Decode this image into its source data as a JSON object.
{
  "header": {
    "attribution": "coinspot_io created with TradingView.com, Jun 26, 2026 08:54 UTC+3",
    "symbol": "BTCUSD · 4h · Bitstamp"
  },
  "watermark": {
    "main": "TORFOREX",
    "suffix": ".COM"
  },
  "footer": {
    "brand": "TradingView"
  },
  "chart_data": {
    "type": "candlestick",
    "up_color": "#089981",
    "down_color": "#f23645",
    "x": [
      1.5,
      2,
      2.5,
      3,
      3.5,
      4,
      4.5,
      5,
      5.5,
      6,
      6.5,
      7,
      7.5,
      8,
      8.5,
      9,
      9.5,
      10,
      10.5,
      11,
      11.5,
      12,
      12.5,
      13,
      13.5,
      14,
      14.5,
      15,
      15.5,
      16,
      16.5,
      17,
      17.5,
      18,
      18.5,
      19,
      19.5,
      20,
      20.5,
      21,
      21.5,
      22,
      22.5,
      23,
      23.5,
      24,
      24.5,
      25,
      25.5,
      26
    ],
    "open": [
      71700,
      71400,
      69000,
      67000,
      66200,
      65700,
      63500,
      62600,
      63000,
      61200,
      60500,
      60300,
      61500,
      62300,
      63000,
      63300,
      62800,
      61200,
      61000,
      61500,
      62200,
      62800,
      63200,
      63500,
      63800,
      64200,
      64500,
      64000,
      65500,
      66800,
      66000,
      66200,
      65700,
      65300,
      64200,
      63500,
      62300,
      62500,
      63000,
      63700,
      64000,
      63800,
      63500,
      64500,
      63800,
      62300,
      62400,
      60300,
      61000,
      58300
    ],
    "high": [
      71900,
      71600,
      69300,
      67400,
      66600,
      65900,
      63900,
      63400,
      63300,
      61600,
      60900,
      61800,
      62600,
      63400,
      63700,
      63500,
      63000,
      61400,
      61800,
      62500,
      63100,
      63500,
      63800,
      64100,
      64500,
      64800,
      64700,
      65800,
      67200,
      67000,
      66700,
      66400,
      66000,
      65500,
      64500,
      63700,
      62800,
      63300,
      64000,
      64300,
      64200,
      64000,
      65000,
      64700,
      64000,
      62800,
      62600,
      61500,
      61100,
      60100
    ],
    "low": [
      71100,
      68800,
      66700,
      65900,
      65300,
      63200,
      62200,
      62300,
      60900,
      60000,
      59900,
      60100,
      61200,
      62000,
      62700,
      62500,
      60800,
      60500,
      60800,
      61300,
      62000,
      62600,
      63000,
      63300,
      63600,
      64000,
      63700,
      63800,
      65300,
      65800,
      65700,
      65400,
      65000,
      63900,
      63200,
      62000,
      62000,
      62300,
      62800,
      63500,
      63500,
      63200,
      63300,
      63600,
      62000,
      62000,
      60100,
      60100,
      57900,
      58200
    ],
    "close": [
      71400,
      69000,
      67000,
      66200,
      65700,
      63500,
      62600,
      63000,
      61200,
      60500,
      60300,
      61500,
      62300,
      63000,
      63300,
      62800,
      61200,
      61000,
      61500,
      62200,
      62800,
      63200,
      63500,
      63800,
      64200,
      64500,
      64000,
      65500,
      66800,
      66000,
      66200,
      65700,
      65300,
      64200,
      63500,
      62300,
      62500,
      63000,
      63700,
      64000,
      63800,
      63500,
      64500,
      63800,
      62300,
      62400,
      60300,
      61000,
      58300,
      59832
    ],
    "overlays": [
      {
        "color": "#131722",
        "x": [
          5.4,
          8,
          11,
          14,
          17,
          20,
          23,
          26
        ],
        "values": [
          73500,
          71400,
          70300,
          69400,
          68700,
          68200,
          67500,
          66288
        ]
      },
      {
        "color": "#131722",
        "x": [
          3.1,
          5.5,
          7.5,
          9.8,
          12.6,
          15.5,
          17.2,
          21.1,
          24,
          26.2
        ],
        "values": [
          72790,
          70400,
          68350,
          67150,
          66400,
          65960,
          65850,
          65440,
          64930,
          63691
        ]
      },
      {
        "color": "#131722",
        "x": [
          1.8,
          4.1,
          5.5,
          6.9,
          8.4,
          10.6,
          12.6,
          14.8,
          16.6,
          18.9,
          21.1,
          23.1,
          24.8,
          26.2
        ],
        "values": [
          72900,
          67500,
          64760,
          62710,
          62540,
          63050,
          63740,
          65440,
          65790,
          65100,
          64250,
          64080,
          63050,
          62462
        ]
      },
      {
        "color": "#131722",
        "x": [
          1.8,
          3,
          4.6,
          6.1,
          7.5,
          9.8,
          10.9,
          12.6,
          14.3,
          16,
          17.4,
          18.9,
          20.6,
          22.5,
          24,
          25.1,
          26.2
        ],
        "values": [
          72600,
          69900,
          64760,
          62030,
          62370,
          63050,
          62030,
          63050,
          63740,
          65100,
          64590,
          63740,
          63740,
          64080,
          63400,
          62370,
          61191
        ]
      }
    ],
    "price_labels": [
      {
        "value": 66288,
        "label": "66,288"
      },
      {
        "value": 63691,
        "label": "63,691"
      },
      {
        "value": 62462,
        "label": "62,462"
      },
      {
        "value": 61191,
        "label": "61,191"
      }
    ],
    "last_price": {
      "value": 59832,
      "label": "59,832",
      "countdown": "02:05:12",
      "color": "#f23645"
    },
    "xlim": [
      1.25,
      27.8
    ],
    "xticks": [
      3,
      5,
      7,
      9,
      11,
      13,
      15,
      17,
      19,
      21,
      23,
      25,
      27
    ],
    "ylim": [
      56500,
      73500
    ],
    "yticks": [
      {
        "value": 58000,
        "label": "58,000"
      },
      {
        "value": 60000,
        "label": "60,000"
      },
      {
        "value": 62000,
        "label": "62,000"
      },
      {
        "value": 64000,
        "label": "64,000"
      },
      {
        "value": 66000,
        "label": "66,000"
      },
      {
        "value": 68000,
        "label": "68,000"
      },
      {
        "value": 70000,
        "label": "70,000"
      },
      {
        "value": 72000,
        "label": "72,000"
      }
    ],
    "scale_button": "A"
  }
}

**********

**What this task involves:**
Give an exact copy of all the data shown above.

**Complete answer:**
Decode this image into its source data as a JSON object.
{
  "header": {
    "attribution": "coinspot_io created with TradingView.com, Jun 26, 2026 08:54 UTC+3",
    "symbol": "BTCUSD · 4h · Bitstamp"
  },
  "watermark": {
    "main": "TORFOREX",
    "suffix": ".COM"
  },
  "footer": {
    "brand": "TradingView"
  },
  "chart_data": {
    "type": "candlestick",
    "up_color": "#089981",
    "down_color": "#f23645",
    "x": [
      1.5,
      2,
      2.5,
      3,
      3.5,
      4,
      4.5,
      5,
      5.5,
      6,
      6.5,
      7,
      7.5,
      8,
      8.5,
      9,
      9.5,
      10,
      10.5,
      11,
      11.5,
      12,
      12.5,
      13,
      13.5,
      14,
      14.5,
      15,
      15.5,
      16,
      16.5,
      17,
      17.5,
      18,
      18.5,
      19,
      19.5,
      20,
      20.5,
      21,
      21.5,
      22,
      22.5,
      23,
      23.5,
      24,
      24.5,
      25,
      25.5,
      26
    ],
    "open": [
      71700,
      71400,
      69000,
      67000,
      66200,
      65700,
      63500,
      62600,
      63000,
      61200,
      60500,
      60300,
      61500,
      62300,
      63000,
      63300,
      62800,
      61200,
      61000,
      61500,
      62200,
      62800,
      63200,
      63500,
      63800,
      64200,
      64500,
      64000,
      65500,
      66800,
      66000,
      66200,
      65700,
      65300,
      64200,
      63500,
      62300,
      62500,
      63000,
      63700,
      64000,
      63800,
      63500,
      64500,
      63800,
      62300,
      62400,
      60300,
      61000,
      58300
    ],
    "high": [
      71900,
      71600,
      69300,
      67400,
      66600,
      65900,
      63900,
      63400,
      63300,
      61600,
      60900,
      61800,
      62600,
      63400,
      63700,
      63500,
      63000,
      61400,
      61800,
      62500,
      63100,
      63500,
      63800,
      64100,
      64500,
      64800,
      64700,
      65800,
      67200,
      67000,
      66700,
      66400,
      66000,
      65500,
      64500,
      63700,
      62800,
      63300,
      64000,
      64300,
      64200,
      64000,
      65000,
      64700,
      64000,
      62800,
      62600,
      61500,
      61100,
      60100
    ],
    "low": [
      71100,
      68800,
      66700,
      65900,
      65300,
      63200,
      62200,
      62300,
      60900,
      60000,
      59900,
      60100,
      61200,
      62000,
      62700,
      62500,
      60800,
      60500,
      60800,
      61300,
      62000,
      62600,
      63000,
      63300,
      63600,
      64000,
      63700,
      63800,
      65300,
      65800,
      65700,
      65400,
      65000,
      63900,
      63200,
      62000,
      62000,
      62300,
      62800,
      63500,
      63500,
      63200,
      63300,
      63600,
      62000,
      62000,
      60100,
      60100,
      57900,
      58200
    ],
    "close": [
      71400,
      69000,
      67000,
      66200,
      65700,
      63500,
      62600,
      63000,
      61200,
      60500,
      60300,
      61500,
      62300,
      63000,
      63300,
      62800,
      61200,
      61000,
      61500,
      62200,
      62800,
      63200,
      63500,
      63800,
      64200,
      64500,
      64000,
      65500,
      66800,
      66000,
      66200,
      65700,
      65300,
      64200,
      63500,
      62300,
      62500,
      63000,
      63700,
      64000,
      63800,
      63500,
      64500,
      63800,
      62300,
      62400,
      60300,
      61000,
      58300,
      59832
    ],
    "overlays": [
      {
        "color": "#131722",
        "x": [
          5.4,
          8,
          11,
          14,
          17,
          20,
          23,
          26
        ],
        "values": [
          73500,
          71400,
          70300,
          69400,
          68700,
          68200,
          67500,
          66288
        ]
      },
      {
        "color": "#131722",
        "x": [
          3.1,
          5.5,
          7.5,
          9.8,
          12.6,
          15.5,
          17.2,
          21.1,
          24,
          26.2
        ],
        "values": [
          72790,
          70400,
          68350,
          67150,
          66400,
          65960,
          65850,
          65440,
          64930,
          63691
        ]
      },
      {
        "color": "#131722",
        "x": [
          1.8,
          4.1,
          5.5,
          6.9,
          8.4,
          10.6,
          12.6,
          14.8,
          16.6,
          18.9,
          21.1,
          23.1,
          24.8,
          26.2
        ],
        "values": [
          72900,
          67500,
          64760,
          62710,
          62540,
          63050,
          63740,
          65440,
          65790,
          65100,
          64250,
          64080,
          63050,
          62462
        ]
      },
      {
        "color": "#131722",
        "x": [
          1.8,
          3,
          4.6,
          6.1,
          7.5,
          9.8,
          10.9,
          12.6,
          14.3,
          16,
          17.4,
          18.9,
          20.6,
          22.5,
          24,
          25.1,
          26.2
        ],
        "values": [
          72600,
          69900,
          64760,
          62030,
          62370,
          63050,
          62030,
          63050,
          63740,
          65100,
          64590,
          63740,
          63740,
          64080,
          63400,
          62370,
          61191
        ]
      }
    ],
    "price_labels": [
      {
        "value": 66288,
        "label": "66,288"
      },
      {
        "value": 63691,
        "label": "63,691"
      },
      {
        "value": 62462,
        "label": "62,462"
      },
      {
        "value": 61191,
        "label": "61,191"
      }
    ],
    "last_price": {
      "value": 59832,
      "label": "59,832",
      "countdown": "02:05:12",
      "color": "#f23645"
    },
    "xlim": [
      1.25,
      27.8
    ],
    "xticks": [
      3,
      5,
      7,
      9,
      11,
      13,
      15,
      17,
      19,
      21,
      23,
      25,
      27
    ],
    "ylim": [
      56500,
      73500
    ],
    "yticks": [
      {
        "value": 58000,
        "label": "58,000"
      },
      {
        "value": 60000,
        "label": "60,000"
      },
      {
        "value": 62000,
        "label": "62,000"
      },
      {
        "value": 64000,
        "label": "64,000"
      },
      {
        "value": 66000,
        "label": "66,000"
      },
      {
        "value": 68000,
        "label": "68,000"
      },
      {
        "value": 70000,
        "label": "70,000"
      },
      {
        "value": 72000,
        "label": "72,000"
      }
    ],
    "scale_button": "A"
  }
}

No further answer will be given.